**WORK INSTRUCTIONS:**
Count every line in the entries that contains "NaOH". Report that count alone.

[Recorded data]
▶

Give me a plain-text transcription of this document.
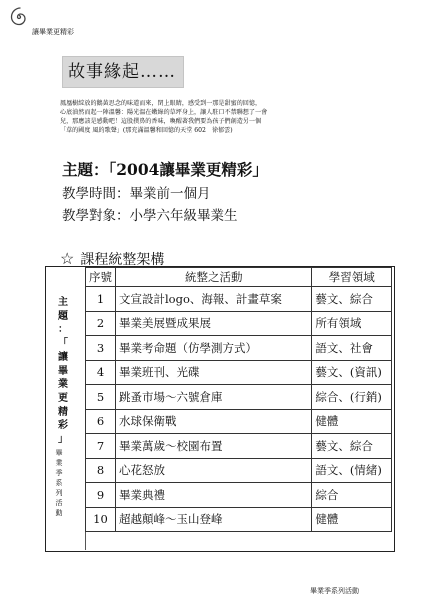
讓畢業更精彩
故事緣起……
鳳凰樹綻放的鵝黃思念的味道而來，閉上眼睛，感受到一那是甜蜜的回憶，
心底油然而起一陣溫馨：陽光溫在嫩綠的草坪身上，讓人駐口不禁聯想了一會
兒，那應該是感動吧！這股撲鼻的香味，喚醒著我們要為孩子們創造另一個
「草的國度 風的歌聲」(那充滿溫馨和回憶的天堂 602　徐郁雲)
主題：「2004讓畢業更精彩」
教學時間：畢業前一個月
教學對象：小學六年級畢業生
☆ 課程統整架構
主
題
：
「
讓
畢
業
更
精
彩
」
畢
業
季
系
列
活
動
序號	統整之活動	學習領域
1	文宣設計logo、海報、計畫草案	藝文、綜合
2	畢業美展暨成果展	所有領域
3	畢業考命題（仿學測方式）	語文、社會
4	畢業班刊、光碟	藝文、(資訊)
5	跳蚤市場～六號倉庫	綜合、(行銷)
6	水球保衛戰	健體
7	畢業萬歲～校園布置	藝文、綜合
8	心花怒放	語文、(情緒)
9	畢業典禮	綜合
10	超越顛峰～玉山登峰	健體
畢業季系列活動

◀
▶

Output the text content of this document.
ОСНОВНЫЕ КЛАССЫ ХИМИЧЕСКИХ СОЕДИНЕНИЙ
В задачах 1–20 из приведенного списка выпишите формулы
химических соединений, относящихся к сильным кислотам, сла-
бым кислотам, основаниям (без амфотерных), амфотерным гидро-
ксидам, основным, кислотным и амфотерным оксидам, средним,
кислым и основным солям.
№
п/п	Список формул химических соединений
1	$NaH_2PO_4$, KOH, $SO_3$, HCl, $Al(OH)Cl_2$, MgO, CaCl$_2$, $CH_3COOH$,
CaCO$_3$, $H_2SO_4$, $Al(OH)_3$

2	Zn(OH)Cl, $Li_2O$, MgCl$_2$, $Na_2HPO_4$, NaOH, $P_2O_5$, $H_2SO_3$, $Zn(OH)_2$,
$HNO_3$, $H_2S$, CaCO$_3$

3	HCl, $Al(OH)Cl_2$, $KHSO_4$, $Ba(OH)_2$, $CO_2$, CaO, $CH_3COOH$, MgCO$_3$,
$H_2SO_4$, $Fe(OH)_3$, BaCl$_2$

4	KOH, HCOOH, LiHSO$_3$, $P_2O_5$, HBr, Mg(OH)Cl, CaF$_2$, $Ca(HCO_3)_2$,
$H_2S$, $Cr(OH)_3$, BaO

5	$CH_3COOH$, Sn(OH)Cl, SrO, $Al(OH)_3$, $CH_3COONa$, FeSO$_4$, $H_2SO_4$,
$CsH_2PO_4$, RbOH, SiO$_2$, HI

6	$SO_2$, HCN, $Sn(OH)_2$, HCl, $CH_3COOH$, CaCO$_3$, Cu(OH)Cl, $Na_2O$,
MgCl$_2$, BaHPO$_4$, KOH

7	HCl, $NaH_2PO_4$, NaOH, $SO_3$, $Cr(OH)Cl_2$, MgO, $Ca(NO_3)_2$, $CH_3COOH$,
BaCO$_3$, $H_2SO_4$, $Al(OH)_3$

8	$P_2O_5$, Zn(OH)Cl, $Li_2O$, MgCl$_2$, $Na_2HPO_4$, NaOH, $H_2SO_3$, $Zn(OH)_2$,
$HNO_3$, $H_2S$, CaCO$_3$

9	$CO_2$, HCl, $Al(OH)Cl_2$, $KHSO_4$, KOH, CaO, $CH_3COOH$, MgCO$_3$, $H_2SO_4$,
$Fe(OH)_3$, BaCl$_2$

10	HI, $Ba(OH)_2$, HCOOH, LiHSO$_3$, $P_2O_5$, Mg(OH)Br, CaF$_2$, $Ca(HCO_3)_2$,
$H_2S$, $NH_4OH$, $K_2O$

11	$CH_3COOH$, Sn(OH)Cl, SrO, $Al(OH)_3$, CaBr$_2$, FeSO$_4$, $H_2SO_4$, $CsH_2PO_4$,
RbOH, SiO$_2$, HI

◀
▶

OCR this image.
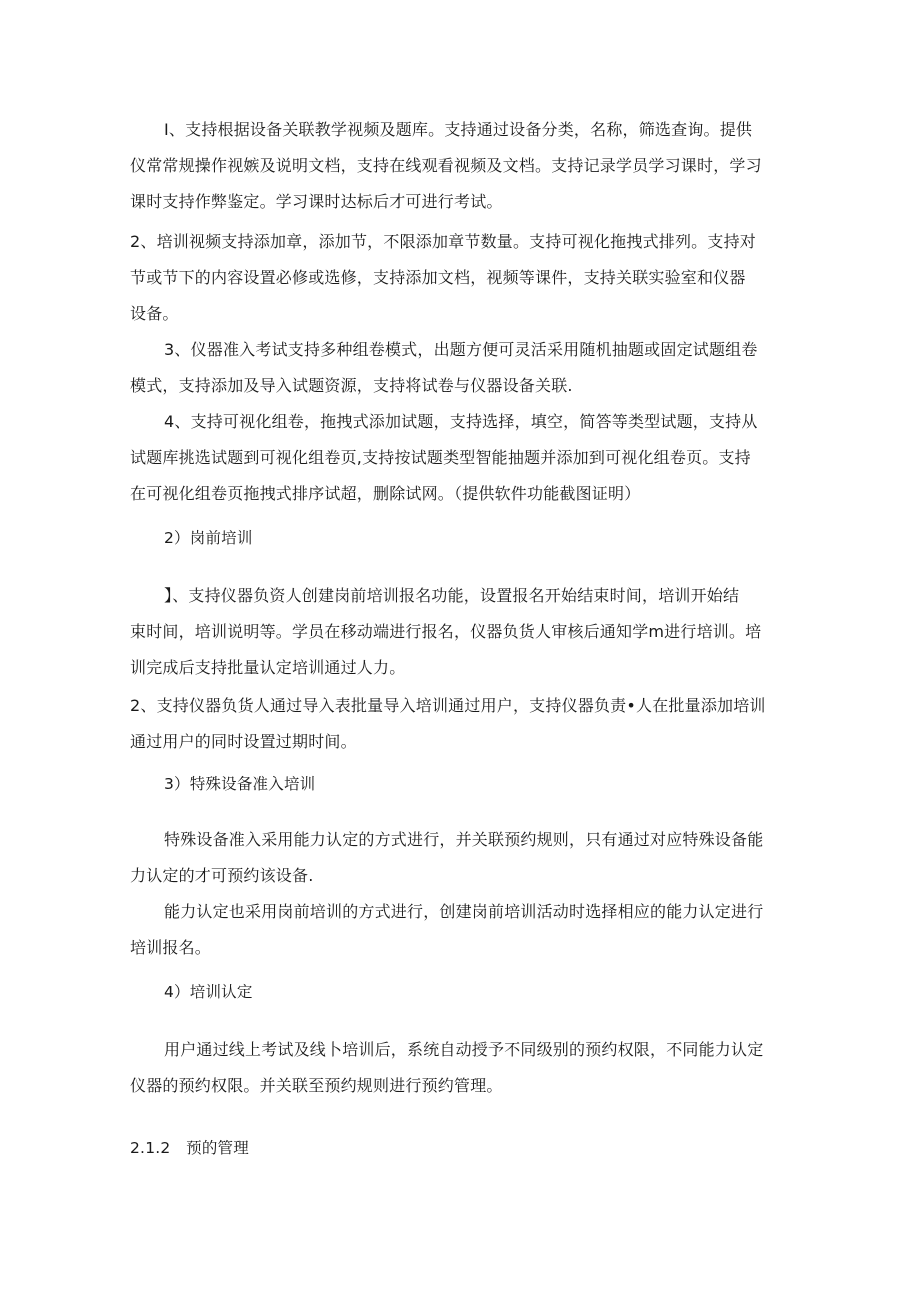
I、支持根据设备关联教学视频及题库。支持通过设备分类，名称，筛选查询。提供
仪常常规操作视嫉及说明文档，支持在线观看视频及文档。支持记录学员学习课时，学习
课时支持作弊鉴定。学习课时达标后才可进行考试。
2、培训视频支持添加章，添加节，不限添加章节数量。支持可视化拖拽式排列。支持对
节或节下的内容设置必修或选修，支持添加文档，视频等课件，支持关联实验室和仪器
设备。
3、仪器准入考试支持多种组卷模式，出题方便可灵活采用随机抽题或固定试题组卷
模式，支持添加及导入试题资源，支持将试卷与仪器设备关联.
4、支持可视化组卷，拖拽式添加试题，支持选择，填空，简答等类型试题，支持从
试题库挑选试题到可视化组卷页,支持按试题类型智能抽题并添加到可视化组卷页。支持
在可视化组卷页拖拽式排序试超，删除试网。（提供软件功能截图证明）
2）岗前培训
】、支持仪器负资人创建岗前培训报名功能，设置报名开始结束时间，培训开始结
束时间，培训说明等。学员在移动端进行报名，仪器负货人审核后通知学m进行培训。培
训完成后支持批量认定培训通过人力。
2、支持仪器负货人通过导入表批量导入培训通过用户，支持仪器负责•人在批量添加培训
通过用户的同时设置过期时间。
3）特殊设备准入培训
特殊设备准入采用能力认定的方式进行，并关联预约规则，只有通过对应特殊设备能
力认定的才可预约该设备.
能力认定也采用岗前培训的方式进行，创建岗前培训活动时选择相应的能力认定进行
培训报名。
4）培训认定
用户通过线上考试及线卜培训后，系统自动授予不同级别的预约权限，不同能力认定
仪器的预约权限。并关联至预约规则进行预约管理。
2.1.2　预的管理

◀

**WRITTEN RESPONSE:**
3